Find the lines that hold "this". Report only how many there are.
● ● ● ●
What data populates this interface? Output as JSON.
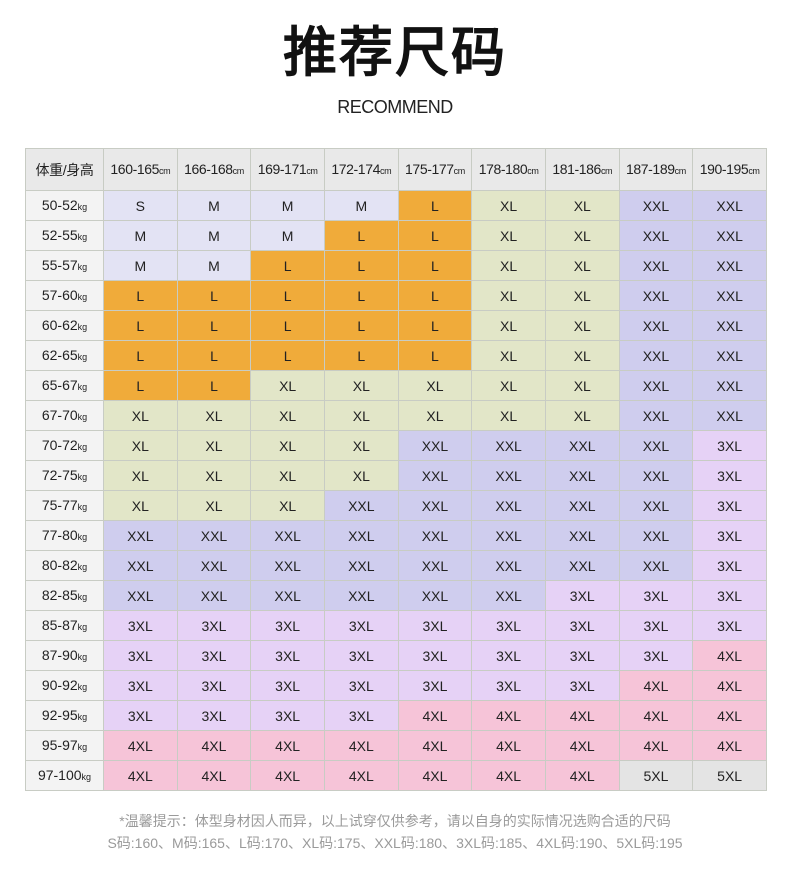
{
  "title": "推荐尺码",
  "subtitle": "RECOMMEND",
  "table": {
    "corner": "体重/身高",
    "height_unit": "cm",
    "weight_unit": "kg",
    "heights": [
      "160-165",
      "166-168",
      "169-171",
      "172-174",
      "175-177",
      "178-180",
      "181-186",
      "187-189",
      "190-195"
    ],
    "rows": [
      {
        "w": "50-52",
        "s": [
          "S",
          "M",
          "M",
          "M",
          "L",
          "XL",
          "XL",
          "XXL",
          "XXL"
        ]
      },
      {
        "w": "52-55",
        "s": [
          "M",
          "M",
          "M",
          "L",
          "L",
          "XL",
          "XL",
          "XXL",
          "XXL"
        ]
      },
      {
        "w": "55-57",
        "s": [
          "M",
          "M",
          "L",
          "L",
          "L",
          "XL",
          "XL",
          "XXL",
          "XXL"
        ]
      },
      {
        "w": "57-60",
        "s": [
          "L",
          "L",
          "L",
          "L",
          "L",
          "XL",
          "XL",
          "XXL",
          "XXL"
        ]
      },
      {
        "w": "60-62",
        "s": [
          "L",
          "L",
          "L",
          "L",
          "L",
          "XL",
          "XL",
          "XXL",
          "XXL"
        ]
      },
      {
        "w": "62-65",
        "s": [
          "L",
          "L",
          "L",
          "L",
          "L",
          "XL",
          "XL",
          "XXL",
          "XXL"
        ]
      },
      {
        "w": "65-67",
        "s": [
          "L",
          "L",
          "XL",
          "XL",
          "XL",
          "XL",
          "XL",
          "XXL",
          "XXL"
        ]
      },
      {
        "w": "67-70",
        "s": [
          "XL",
          "XL",
          "XL",
          "XL",
          "XL",
          "XL",
          "XL",
          "XXL",
          "XXL"
        ]
      },
      {
        "w": "70-72",
        "s": [
          "XL",
          "XL",
          "XL",
          "XL",
          "XXL",
          "XXL",
          "XXL",
          "XXL",
          "3XL"
        ]
      },
      {
        "w": "72-75",
        "s": [
          "XL",
          "XL",
          "XL",
          "XL",
          "XXL",
          "XXL",
          "XXL",
          "XXL",
          "3XL"
        ]
      },
      {
        "w": "75-77",
        "s": [
          "XL",
          "XL",
          "XL",
          "XXL",
          "XXL",
          "XXL",
          "XXL",
          "XXL",
          "3XL"
        ]
      },
      {
        "w": "77-80",
        "s": [
          "XXL",
          "XXL",
          "XXL",
          "XXL",
          "XXL",
          "XXL",
          "XXL",
          "XXL",
          "3XL"
        ]
      },
      {
        "w": "80-82",
        "s": [
          "XXL",
          "XXL",
          "XXL",
          "XXL",
          "XXL",
          "XXL",
          "XXL",
          "XXL",
          "3XL"
        ]
      },
      {
        "w": "82-85",
        "s": [
          "XXL",
          "XXL",
          "XXL",
          "XXL",
          "XXL",
          "XXL",
          "3XL",
          "3XL",
          "3XL"
        ]
      },
      {
        "w": "85-87",
        "s": [
          "3XL",
          "3XL",
          "3XL",
          "3XL",
          "3XL",
          "3XL",
          "3XL",
          "3XL",
          "3XL"
        ]
      },
      {
        "w": "87-90",
        "s": [
          "3XL",
          "3XL",
          "3XL",
          "3XL",
          "3XL",
          "3XL",
          "3XL",
          "3XL",
          "4XL"
        ]
      },
      {
        "w": "90-92",
        "s": [
          "3XL",
          "3XL",
          "3XL",
          "3XL",
          "3XL",
          "3XL",
          "3XL",
          "4XL",
          "4XL"
        ]
      },
      {
        "w": "92-95",
        "s": [
          "3XL",
          "3XL",
          "3XL",
          "3XL",
          "4XL",
          "4XL",
          "4XL",
          "4XL",
          "4XL"
        ]
      },
      {
        "w": "95-97",
        "s": [
          "4XL",
          "4XL",
          "4XL",
          "4XL",
          "4XL",
          "4XL",
          "4XL",
          "4XL",
          "4XL"
        ]
      },
      {
        "w": "97-100",
        "s": [
          "4XL",
          "4XL",
          "4XL",
          "4XL",
          "4XL",
          "4XL",
          "4XL",
          "5XL",
          "5XL"
        ]
      }
    ]
  },
  "colors": {
    "S": "#e3e3f4",
    "M": "#e3e3f4",
    "L": "#f0ab3a",
    "XL": "#e2e6c8",
    "XXL": "#cfcdee",
    "3XL": "#e6d2f6",
    "4XL": "#f6c4d8",
    "5XL": "#e4e4e4"
  },
  "notes": [
    "*温馨提示：体型身材因人而异，以上试穿仅供参考，请以自身的实际情况选购合适的尺码",
    "S码:160、M码:165、L码:170、XL码:175、XXL码:180、3XL码:185、4XL码:190、5XL码:195"
  ]
}
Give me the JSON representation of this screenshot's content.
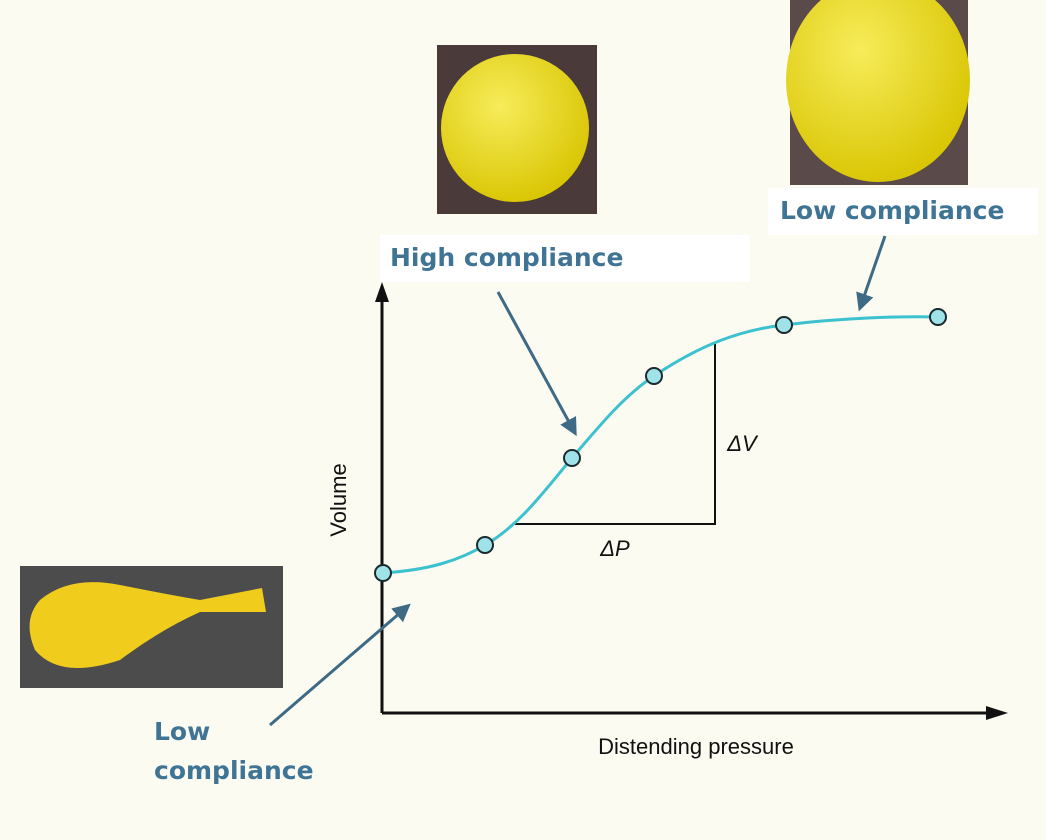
● ● ● ●
- [The answer]:
2